* [Written request]
Return the complete listing that follows, with each line reproduced exactly.

* [Records for the task]
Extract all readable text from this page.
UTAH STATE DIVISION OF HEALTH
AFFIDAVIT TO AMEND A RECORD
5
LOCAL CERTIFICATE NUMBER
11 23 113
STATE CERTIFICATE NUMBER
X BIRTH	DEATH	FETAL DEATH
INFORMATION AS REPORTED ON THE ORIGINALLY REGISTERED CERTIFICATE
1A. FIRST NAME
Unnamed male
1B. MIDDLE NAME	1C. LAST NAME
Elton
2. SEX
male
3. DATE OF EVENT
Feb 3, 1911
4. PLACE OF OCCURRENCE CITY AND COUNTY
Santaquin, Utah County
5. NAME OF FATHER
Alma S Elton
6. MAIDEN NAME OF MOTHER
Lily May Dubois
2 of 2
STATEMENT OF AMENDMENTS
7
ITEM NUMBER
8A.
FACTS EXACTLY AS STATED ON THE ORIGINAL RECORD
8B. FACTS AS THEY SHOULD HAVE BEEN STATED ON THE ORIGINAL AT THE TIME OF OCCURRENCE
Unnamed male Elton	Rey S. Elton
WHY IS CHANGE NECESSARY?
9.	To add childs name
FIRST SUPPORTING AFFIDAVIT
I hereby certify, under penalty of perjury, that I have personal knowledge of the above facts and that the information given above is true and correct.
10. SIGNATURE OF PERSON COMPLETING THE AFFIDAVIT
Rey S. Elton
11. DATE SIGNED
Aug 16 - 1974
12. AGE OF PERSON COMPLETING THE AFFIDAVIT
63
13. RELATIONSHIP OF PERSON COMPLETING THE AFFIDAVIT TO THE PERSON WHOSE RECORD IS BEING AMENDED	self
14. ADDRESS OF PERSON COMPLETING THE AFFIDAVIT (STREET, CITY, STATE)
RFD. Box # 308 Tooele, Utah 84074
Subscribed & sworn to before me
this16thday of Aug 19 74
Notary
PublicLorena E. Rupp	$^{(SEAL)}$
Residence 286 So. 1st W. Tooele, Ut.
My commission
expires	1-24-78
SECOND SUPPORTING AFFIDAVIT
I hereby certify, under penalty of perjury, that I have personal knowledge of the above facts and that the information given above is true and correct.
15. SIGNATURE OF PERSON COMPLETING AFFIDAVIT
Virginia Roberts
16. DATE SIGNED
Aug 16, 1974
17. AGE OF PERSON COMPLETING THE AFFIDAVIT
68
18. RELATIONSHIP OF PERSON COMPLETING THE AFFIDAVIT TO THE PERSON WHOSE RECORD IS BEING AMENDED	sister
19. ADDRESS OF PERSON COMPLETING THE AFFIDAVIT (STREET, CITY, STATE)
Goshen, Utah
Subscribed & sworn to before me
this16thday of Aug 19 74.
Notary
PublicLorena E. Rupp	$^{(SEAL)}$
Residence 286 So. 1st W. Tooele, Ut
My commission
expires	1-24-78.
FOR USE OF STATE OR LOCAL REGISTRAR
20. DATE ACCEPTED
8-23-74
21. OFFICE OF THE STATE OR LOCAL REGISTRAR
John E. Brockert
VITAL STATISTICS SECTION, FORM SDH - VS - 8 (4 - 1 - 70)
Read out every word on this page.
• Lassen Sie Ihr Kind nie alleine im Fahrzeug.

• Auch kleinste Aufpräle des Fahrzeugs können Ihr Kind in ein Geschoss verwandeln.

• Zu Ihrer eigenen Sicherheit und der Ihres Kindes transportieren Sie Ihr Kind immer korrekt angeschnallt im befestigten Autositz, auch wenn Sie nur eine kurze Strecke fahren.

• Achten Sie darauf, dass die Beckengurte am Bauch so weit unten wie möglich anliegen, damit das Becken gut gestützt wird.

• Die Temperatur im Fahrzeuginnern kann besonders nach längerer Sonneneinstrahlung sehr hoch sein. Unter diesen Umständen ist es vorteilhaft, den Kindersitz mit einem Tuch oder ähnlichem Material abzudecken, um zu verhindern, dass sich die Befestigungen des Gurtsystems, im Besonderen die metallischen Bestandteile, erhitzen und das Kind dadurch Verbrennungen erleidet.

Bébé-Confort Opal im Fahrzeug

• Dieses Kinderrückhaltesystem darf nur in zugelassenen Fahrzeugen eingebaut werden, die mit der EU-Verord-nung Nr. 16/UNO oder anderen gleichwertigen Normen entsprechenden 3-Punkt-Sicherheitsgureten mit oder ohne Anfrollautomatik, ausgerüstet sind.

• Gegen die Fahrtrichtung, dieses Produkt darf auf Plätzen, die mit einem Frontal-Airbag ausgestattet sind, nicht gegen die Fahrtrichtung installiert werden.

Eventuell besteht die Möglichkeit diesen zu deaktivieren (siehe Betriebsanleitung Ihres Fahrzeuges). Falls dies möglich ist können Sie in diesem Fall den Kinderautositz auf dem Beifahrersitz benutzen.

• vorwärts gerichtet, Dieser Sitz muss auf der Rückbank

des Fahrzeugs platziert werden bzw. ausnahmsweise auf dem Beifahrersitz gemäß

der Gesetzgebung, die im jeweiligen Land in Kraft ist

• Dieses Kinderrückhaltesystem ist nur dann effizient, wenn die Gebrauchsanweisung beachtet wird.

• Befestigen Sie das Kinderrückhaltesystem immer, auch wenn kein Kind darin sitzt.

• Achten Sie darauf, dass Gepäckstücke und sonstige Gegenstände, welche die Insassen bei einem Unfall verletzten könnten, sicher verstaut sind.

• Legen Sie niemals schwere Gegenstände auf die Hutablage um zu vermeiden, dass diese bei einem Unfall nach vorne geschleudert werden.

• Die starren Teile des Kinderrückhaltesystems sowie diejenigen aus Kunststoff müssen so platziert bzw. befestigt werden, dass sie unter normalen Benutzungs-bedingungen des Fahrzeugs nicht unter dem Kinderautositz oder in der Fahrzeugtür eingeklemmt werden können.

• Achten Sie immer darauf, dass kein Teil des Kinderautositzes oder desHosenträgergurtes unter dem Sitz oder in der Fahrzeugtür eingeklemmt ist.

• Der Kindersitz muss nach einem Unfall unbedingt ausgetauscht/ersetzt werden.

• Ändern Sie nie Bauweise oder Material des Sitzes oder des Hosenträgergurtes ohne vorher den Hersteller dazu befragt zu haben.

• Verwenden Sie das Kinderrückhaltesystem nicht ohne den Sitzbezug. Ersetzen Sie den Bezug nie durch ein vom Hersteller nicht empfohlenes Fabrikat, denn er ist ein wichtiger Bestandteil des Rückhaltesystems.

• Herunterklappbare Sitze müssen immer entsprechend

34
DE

* [Reply to the exercise]
Extract all readable text from this page.
UTAH STATE DIVISION OF HEALTH
AFFIDAVIT TO AMEND A RECORD
5
LOCAL CERTIFICATE NUMBER
11 23 113
STATE CERTIFICATE NUMBER
X BIRTH	DEATH	FETAL DEATH
INFORMATION AS REPORTED ON THE ORIGINALLY REGISTERED CERTIFICATE
1A. FIRST NAME
Unnamed male
1B. MIDDLE NAME	1C. LAST NAME
Elton
2. SEX
male
3. DATE OF EVENT
Feb 3, 1911
4. PLACE OF OCCURRENCE CITY AND COUNTY
Santaquin, Utah County
5. NAME OF FATHER
Alma S Elton
6. MAIDEN NAME OF MOTHER
Lily May Dubois
2 of 2
STATEMENT OF AMENDMENTS
7
ITEM NUMBER
8A.
FACTS EXACTLY AS STATED ON THE ORIGINAL RECORD
8B. FACTS AS THEY SHOULD HAVE BEEN STATED ON THE ORIGINAL AT THE TIME OF OCCURRENCE
Unnamed male Elton	Rey S. Elton
WHY IS CHANGE NECESSARY?
9.	To add childs name
FIRST SUPPORTING AFFIDAVIT
I hereby certify, under penalty of perjury, that I have personal knowledge of the above facts and that the information given above is true and correct.
10. SIGNATURE OF PERSON COMPLETING THE AFFIDAVIT
Rey S. Elton
11. DATE SIGNED
Aug 16 - 1974
12. AGE OF PERSON COMPLETING THE AFFIDAVIT
63
13. RELATIONSHIP OF PERSON COMPLETING THE AFFIDAVIT TO THE PERSON WHOSE RECORD IS BEING AMENDED	self
14. ADDRESS OF PERSON COMPLETING THE AFFIDAVIT (STREET, CITY, STATE)
RFD. Box # 308 Tooele, Utah 84074
Subscribed & sworn to before me
this16thday of Aug 19 74
Notary
PublicLorena E. Rupp	$^{(SEAL)}$
Residence 286 So. 1st W. Tooele, Ut.
My commission
expires	1-24-78
SECOND SUPPORTING AFFIDAVIT
I hereby certify, under penalty of perjury, that I have personal knowledge of the above facts and that the information given above is true and correct.
15. SIGNATURE OF PERSON COMPLETING AFFIDAVIT
Virginia Roberts
16. DATE SIGNED
Aug 16, 1974
17. AGE OF PERSON COMPLETING THE AFFIDAVIT
68
18. RELATIONSHIP OF PERSON COMPLETING THE AFFIDAVIT TO THE PERSON WHOSE RECORD IS BEING AMENDED	sister
19. ADDRESS OF PERSON COMPLETING THE AFFIDAVIT (STREET, CITY, STATE)
Goshen, Utah
Subscribed & sworn to before me
this16thday of Aug 19 74.
Notary
PublicLorena E. Rupp	$^{(SEAL)}$
Residence 286 So. 1st W. Tooele, Ut
My commission
expires	1-24-78.
FOR USE OF STATE OR LOCAL REGISTRAR
20. DATE ACCEPTED
8-23-74
21. OFFICE OF THE STATE OR LOCAL REGISTRAR
John E. Brockert
VITAL STATISTICS SECTION, FORM SDH - VS - 8 (4 - 1 - 70)
Read out every word on this page.
• Lassen Sie Ihr Kind nie alleine im Fahrzeug.

• Auch kleinste Aufpräle des Fahrzeugs können Ihr Kind in ein Geschoss verwandeln.

• Zu Ihrer eigenen Sicherheit und der Ihres Kindes transportieren Sie Ihr Kind immer korrekt angeschnallt im befestigten Autositz, auch wenn Sie nur eine kurze Strecke fahren.

• Achten Sie darauf, dass die Beckengurte am Bauch so weit unten wie möglich anliegen, damit das Becken gut gestützt wird.

• Die Temperatur im Fahrzeuginnern kann besonders nach längerer Sonneneinstrahlung sehr hoch sein. Unter diesen Umständen ist es vorteilhaft, den Kindersitz mit einem Tuch oder ähnlichem Material abzudecken, um zu verhindern, dass sich die Befestigungen des Gurtsystems, im Besonderen die metallischen Bestandteile, erhitzen und das Kind dadurch Verbrennungen erleidet.

Bébé-Confort Opal im Fahrzeug

• Dieses Kinderrückhaltesystem darf nur in zugelassenen Fahrzeugen eingebaut werden, die mit der EU-Verord-nung Nr. 16/UNO oder anderen gleichwertigen Normen entsprechenden 3-Punkt-Sicherheitsgureten mit oder ohne Anfrollautomatik, ausgerüstet sind.

• Gegen die Fahrtrichtung, dieses Produkt darf auf Plätzen, die mit einem Frontal-Airbag ausgestattet sind, nicht gegen die Fahrtrichtung installiert werden.

Eventuell besteht die Möglichkeit diesen zu deaktivieren (siehe Betriebsanleitung Ihres Fahrzeuges). Falls dies möglich ist können Sie in diesem Fall den Kinderautositz auf dem Beifahrersitz benutzen.

• vorwärts gerichtet, Dieser Sitz muss auf der Rückbank

des Fahrzeugs platziert werden bzw. ausnahmsweise auf dem Beifahrersitz gemäß

der Gesetzgebung, die im jeweiligen Land in Kraft ist

• Dieses Kinderrückhaltesystem ist nur dann effizient, wenn die Gebrauchsanweisung beachtet wird.

• Befestigen Sie das Kinderrückhaltesystem immer, auch wenn kein Kind darin sitzt.

• Achten Sie darauf, dass Gepäckstücke und sonstige Gegenstände, welche die Insassen bei einem Unfall verletzten könnten, sicher verstaut sind.

• Legen Sie niemals schwere Gegenstände auf die Hutablage um zu vermeiden, dass diese bei einem Unfall nach vorne geschleudert werden.

• Die starren Teile des Kinderrückhaltesystems sowie diejenigen aus Kunststoff müssen so platziert bzw. befestigt werden, dass sie unter normalen Benutzungs-bedingungen des Fahrzeugs nicht unter dem Kinderautositz oder in der Fahrzeugtür eingeklemmt werden können.

• Achten Sie immer darauf, dass kein Teil des Kinderautositzes oder desHosenträgergurtes unter dem Sitz oder in der Fahrzeugtür eingeklemmt ist.

• Der Kindersitz muss nach einem Unfall unbedingt ausgetauscht/ersetzt werden.

• Ändern Sie nie Bauweise oder Material des Sitzes oder des Hosenträgergurtes ohne vorher den Hersteller dazu befragt zu haben.

• Verwenden Sie das Kinderrückhaltesystem nicht ohne den Sitzbezug. Ersetzen Sie den Bezug nie durch ein vom Hersteller nicht empfohlenes Fabrikat, denn er ist ein wichtiger Bestandteil des Rückhaltesystems.

• Herunterklappbare Sitze müssen immer entsprechend

34
DE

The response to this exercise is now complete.